Short exercise
Find each line containing the string "title" and return it.

Record excerpts
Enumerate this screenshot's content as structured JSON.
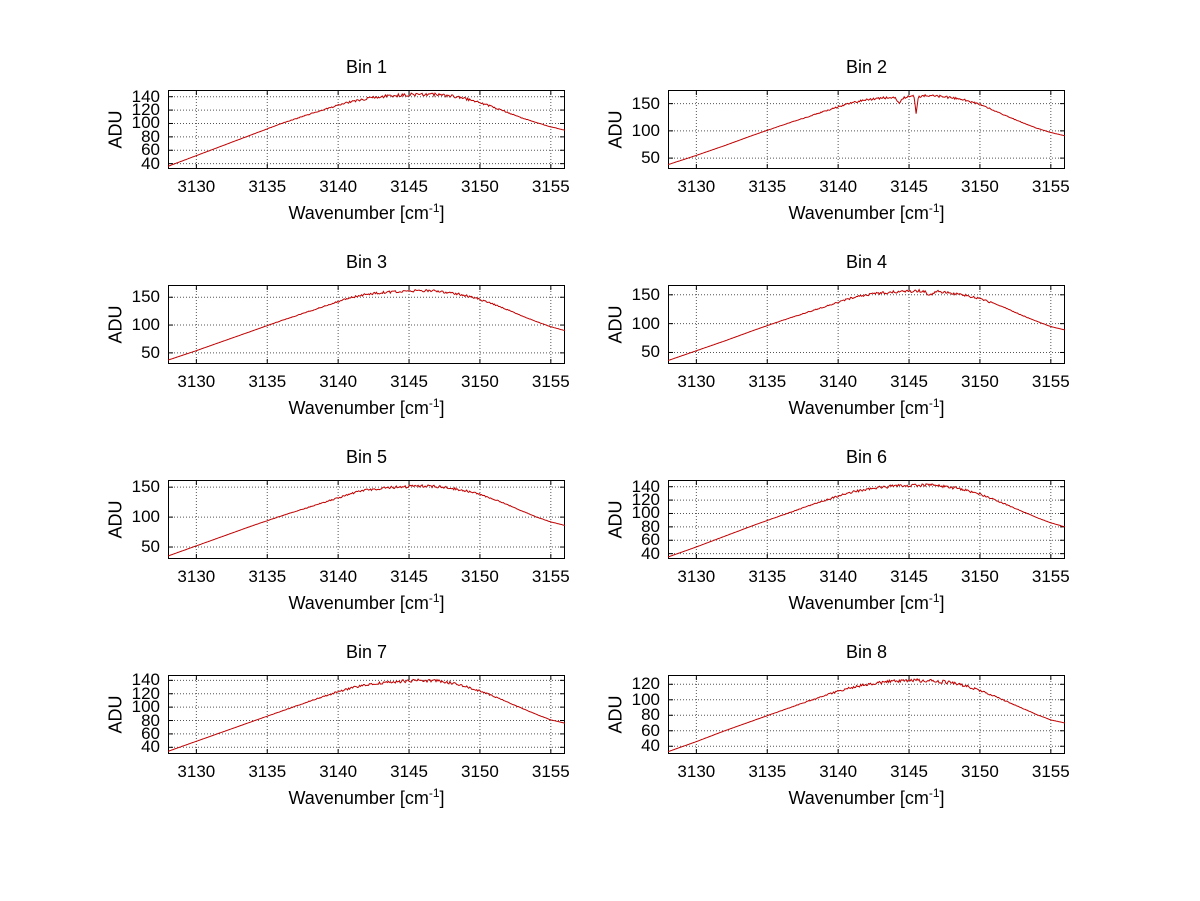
{
  "figure": {
    "background": "#ffffff",
    "line_color": "#c00000",
    "grid_color": "#555555",
    "axis_color": "#000000",
    "ylabel": "ADU",
    "xlabel_main": "Wavenumber [cm",
    "xlabel_sup": "-1",
    "xlabel_close": "]"
  },
  "chart_data": [
    {
      "type": "line",
      "title": "Bin 1",
      "xlabel": "Wavenumber [cm⁻¹]",
      "ylabel": "ADU",
      "xlim": [
        3128,
        3156
      ],
      "xticks": [
        3130,
        3135,
        3140,
        3145,
        3150,
        3155
      ],
      "ylim": [
        32,
        150
      ],
      "yticks": [
        40,
        60,
        80,
        100,
        120,
        140
      ],
      "grid": true,
      "legend": false,
      "noise_amplitude": 2.4,
      "series": [
        {
          "name": "spectrum",
          "points": [
            [
              3128,
              36
            ],
            [
              3130,
              52
            ],
            [
              3132,
              68
            ],
            [
              3134,
              84
            ],
            [
              3136,
              100
            ],
            [
              3138,
              114
            ],
            [
              3140,
              127
            ],
            [
              3141,
              133
            ],
            [
              3142,
              137
            ],
            [
              3143,
              140
            ],
            [
              3144,
              142
            ],
            [
              3145,
              143
            ],
            [
              3146,
              144
            ],
            [
              3147,
              143
            ],
            [
              3148,
              141
            ],
            [
              3149,
              137
            ],
            [
              3150,
              131
            ],
            [
              3151,
              124
            ],
            [
              3152,
              116
            ],
            [
              3153,
              108
            ],
            [
              3154,
              101
            ],
            [
              3155,
              95
            ],
            [
              3156,
              90
            ]
          ]
        }
      ]
    },
    {
      "type": "line",
      "title": "Bin 2",
      "xlabel": "Wavenumber [cm⁻¹]",
      "ylabel": "ADU",
      "xlim": [
        3128,
        3156
      ],
      "xticks": [
        3130,
        3135,
        3140,
        3145,
        3150,
        3155
      ],
      "ylim": [
        30,
        175
      ],
      "yticks": [
        50,
        100,
        150
      ],
      "grid": true,
      "legend": false,
      "noise_amplitude": 2.4,
      "series": [
        {
          "name": "spectrum",
          "points": [
            [
              3128,
              38
            ],
            [
              3130,
              55
            ],
            [
              3132,
              73
            ],
            [
              3134,
              92
            ],
            [
              3136,
              110
            ],
            [
              3138,
              127
            ],
            [
              3140,
              144
            ],
            [
              3141,
              152
            ],
            [
              3142,
              157
            ],
            [
              3143,
              160
            ],
            [
              3144,
              162
            ],
            [
              3144.3,
              151
            ],
            [
              3144.6,
              161
            ],
            [
              3145,
              163
            ],
            [
              3145.35,
              164
            ],
            [
              3145.5,
              131
            ],
            [
              3145.65,
              163
            ],
            [
              3146,
              165
            ],
            [
              3147,
              164
            ],
            [
              3148,
              161
            ],
            [
              3149,
              156
            ],
            [
              3150,
              149
            ],
            [
              3151,
              137
            ],
            [
              3152,
              126
            ],
            [
              3153,
              115
            ],
            [
              3154,
              105
            ],
            [
              3155,
              97
            ],
            [
              3156,
              91
            ]
          ]
        }
      ]
    },
    {
      "type": "line",
      "title": "Bin 3",
      "xlabel": "Wavenumber [cm⁻¹]",
      "ylabel": "ADU",
      "xlim": [
        3128,
        3156
      ],
      "xticks": [
        3130,
        3135,
        3140,
        3145,
        3150,
        3155
      ],
      "ylim": [
        30,
        172
      ],
      "yticks": [
        50,
        100,
        150
      ],
      "grid": true,
      "legend": false,
      "noise_amplitude": 2.4,
      "series": [
        {
          "name": "spectrum",
          "points": [
            [
              3128,
              37
            ],
            [
              3130,
              54
            ],
            [
              3132,
              72
            ],
            [
              3134,
              90
            ],
            [
              3136,
              108
            ],
            [
              3138,
              125
            ],
            [
              3140,
              142
            ],
            [
              3141,
              150
            ],
            [
              3142,
              155
            ],
            [
              3143,
              158
            ],
            [
              3144,
              160
            ],
            [
              3145,
              161
            ],
            [
              3146,
              162
            ],
            [
              3147,
              161
            ],
            [
              3148,
              158
            ],
            [
              3149,
              153
            ],
            [
              3150,
              146
            ],
            [
              3151,
              137
            ],
            [
              3152,
              127
            ],
            [
              3153,
              116
            ],
            [
              3154,
              106
            ],
            [
              3155,
              97
            ],
            [
              3156,
              90
            ]
          ]
        }
      ]
    },
    {
      "type": "line",
      "title": "Bin 4",
      "xlabel": "Wavenumber [cm⁻¹]",
      "ylabel": "ADU",
      "xlim": [
        3128,
        3156
      ],
      "xticks": [
        3130,
        3135,
        3140,
        3145,
        3150,
        3155
      ],
      "ylim": [
        30,
        167
      ],
      "yticks": [
        50,
        100,
        150
      ],
      "grid": true,
      "legend": false,
      "noise_amplitude": 2.4,
      "series": [
        {
          "name": "spectrum",
          "points": [
            [
              3128,
              36
            ],
            [
              3130,
              53
            ],
            [
              3132,
              70
            ],
            [
              3134,
              88
            ],
            [
              3136,
              105
            ],
            [
              3138,
              121
            ],
            [
              3140,
              137
            ],
            [
              3141,
              145
            ],
            [
              3142,
              150
            ],
            [
              3143,
              153
            ],
            [
              3144,
              155
            ],
            [
              3145,
              156
            ],
            [
              3146,
              157
            ],
            [
              3146.5,
              149
            ],
            [
              3147,
              156
            ],
            [
              3148,
              153
            ],
            [
              3149,
              149
            ],
            [
              3150,
              143
            ],
            [
              3151,
              135
            ],
            [
              3152,
              125
            ],
            [
              3153,
              114
            ],
            [
              3154,
              104
            ],
            [
              3155,
              95
            ],
            [
              3156,
              89
            ]
          ]
        }
      ]
    },
    {
      "type": "line",
      "title": "Bin 5",
      "xlabel": "Wavenumber [cm⁻¹]",
      "ylabel": "ADU",
      "xlim": [
        3128,
        3156
      ],
      "xticks": [
        3130,
        3135,
        3140,
        3145,
        3150,
        3155
      ],
      "ylim": [
        30,
        162
      ],
      "yticks": [
        50,
        100,
        150
      ],
      "grid": true,
      "legend": false,
      "noise_amplitude": 2.4,
      "series": [
        {
          "name": "spectrum",
          "points": [
            [
              3128,
              35
            ],
            [
              3130,
              52
            ],
            [
              3132,
              69
            ],
            [
              3134,
              86
            ],
            [
              3136,
              102
            ],
            [
              3138,
              117
            ],
            [
              3140,
              132
            ],
            [
              3141,
              140
            ],
            [
              3142,
              145
            ],
            [
              3143,
              148
            ],
            [
              3144,
              150
            ],
            [
              3145,
              151
            ],
            [
              3146,
              152
            ],
            [
              3147,
              151
            ],
            [
              3148,
              148
            ],
            [
              3149,
              144
            ],
            [
              3150,
              138
            ],
            [
              3151,
              130
            ],
            [
              3152,
              120
            ],
            [
              3153,
              110
            ],
            [
              3154,
              100
            ],
            [
              3155,
              92
            ],
            [
              3156,
              86
            ]
          ]
        }
      ]
    },
    {
      "type": "line",
      "title": "Bin 6",
      "xlabel": "Wavenumber [cm⁻¹]",
      "ylabel": "ADU",
      "xlim": [
        3128,
        3156
      ],
      "xticks": [
        3130,
        3135,
        3140,
        3145,
        3150,
        3155
      ],
      "ylim": [
        32,
        150
      ],
      "yticks": [
        40,
        60,
        80,
        100,
        120,
        140
      ],
      "grid": true,
      "legend": false,
      "noise_amplitude": 2.4,
      "series": [
        {
          "name": "spectrum",
          "points": [
            [
              3128,
              35
            ],
            [
              3130,
              50
            ],
            [
              3132,
              66
            ],
            [
              3134,
              82
            ],
            [
              3136,
              97
            ],
            [
              3138,
              112
            ],
            [
              3140,
              126
            ],
            [
              3141,
              132
            ],
            [
              3142,
              136
            ],
            [
              3143,
              139
            ],
            [
              3144,
              141
            ],
            [
              3145,
              142
            ],
            [
              3146,
              143
            ],
            [
              3147,
              142
            ],
            [
              3148,
              139
            ],
            [
              3149,
              135
            ],
            [
              3150,
              129
            ],
            [
              3151,
              121
            ],
            [
              3152,
              112
            ],
            [
              3153,
              103
            ],
            [
              3154,
              94
            ],
            [
              3155,
              86
            ],
            [
              3156,
              80
            ]
          ]
        }
      ]
    },
    {
      "type": "line",
      "title": "Bin 7",
      "xlabel": "Wavenumber [cm⁻¹]",
      "ylabel": "ADU",
      "xlim": [
        3128,
        3156
      ],
      "xticks": [
        3130,
        3135,
        3140,
        3145,
        3150,
        3155
      ],
      "ylim": [
        30,
        148
      ],
      "yticks": [
        40,
        60,
        80,
        100,
        120,
        140
      ],
      "grid": true,
      "legend": false,
      "noise_amplitude": 2.4,
      "series": [
        {
          "name": "spectrum",
          "points": [
            [
              3128,
              34
            ],
            [
              3130,
              49
            ],
            [
              3132,
              64
            ],
            [
              3134,
              79
            ],
            [
              3136,
              94
            ],
            [
              3138,
              109
            ],
            [
              3140,
              123
            ],
            [
              3141,
              129
            ],
            [
              3142,
              133
            ],
            [
              3143,
              136
            ],
            [
              3144,
              138
            ],
            [
              3145,
              139
            ],
            [
              3146,
              140
            ],
            [
              3147,
              139
            ],
            [
              3148,
              136
            ],
            [
              3149,
              131
            ],
            [
              3150,
              124
            ],
            [
              3151,
              116
            ],
            [
              3152,
              107
            ],
            [
              3153,
              98
            ],
            [
              3154,
              89
            ],
            [
              3155,
              81
            ],
            [
              3156,
              76
            ]
          ]
        }
      ]
    },
    {
      "type": "line",
      "title": "Bin 8",
      "xlabel": "Wavenumber [cm⁻¹]",
      "ylabel": "ADU",
      "xlim": [
        3128,
        3156
      ],
      "xticks": [
        3130,
        3135,
        3140,
        3145,
        3150,
        3155
      ],
      "ylim": [
        30,
        132
      ],
      "yticks": [
        40,
        60,
        80,
        100,
        120
      ],
      "grid": true,
      "legend": false,
      "noise_amplitude": 2.4,
      "series": [
        {
          "name": "spectrum",
          "points": [
            [
              3128,
              33
            ],
            [
              3130,
              46
            ],
            [
              3132,
              60
            ],
            [
              3134,
              73
            ],
            [
              3136,
              86
            ],
            [
              3138,
              99
            ],
            [
              3140,
              111
            ],
            [
              3141,
              116
            ],
            [
              3142,
              120
            ],
            [
              3143,
              122
            ],
            [
              3144,
              124
            ],
            [
              3145,
              125
            ],
            [
              3146,
              125
            ],
            [
              3147,
              124
            ],
            [
              3148,
              122
            ],
            [
              3149,
              118
            ],
            [
              3150,
              112
            ],
            [
              3151,
              105
            ],
            [
              3152,
              97
            ],
            [
              3153,
              89
            ],
            [
              3154,
              81
            ],
            [
              3155,
              74
            ],
            [
              3156,
              70
            ]
          ]
        }
      ]
    }
  ]
}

Full output
      "title": "Bin 1",
      "title": "Bin 2",
      "title": "Bin 3",
      "title": "Bin 4",
      "title": "Bin 5",
      "title": "Bin 6",
      "title": "Bin 7",
      "title": "Bin 8",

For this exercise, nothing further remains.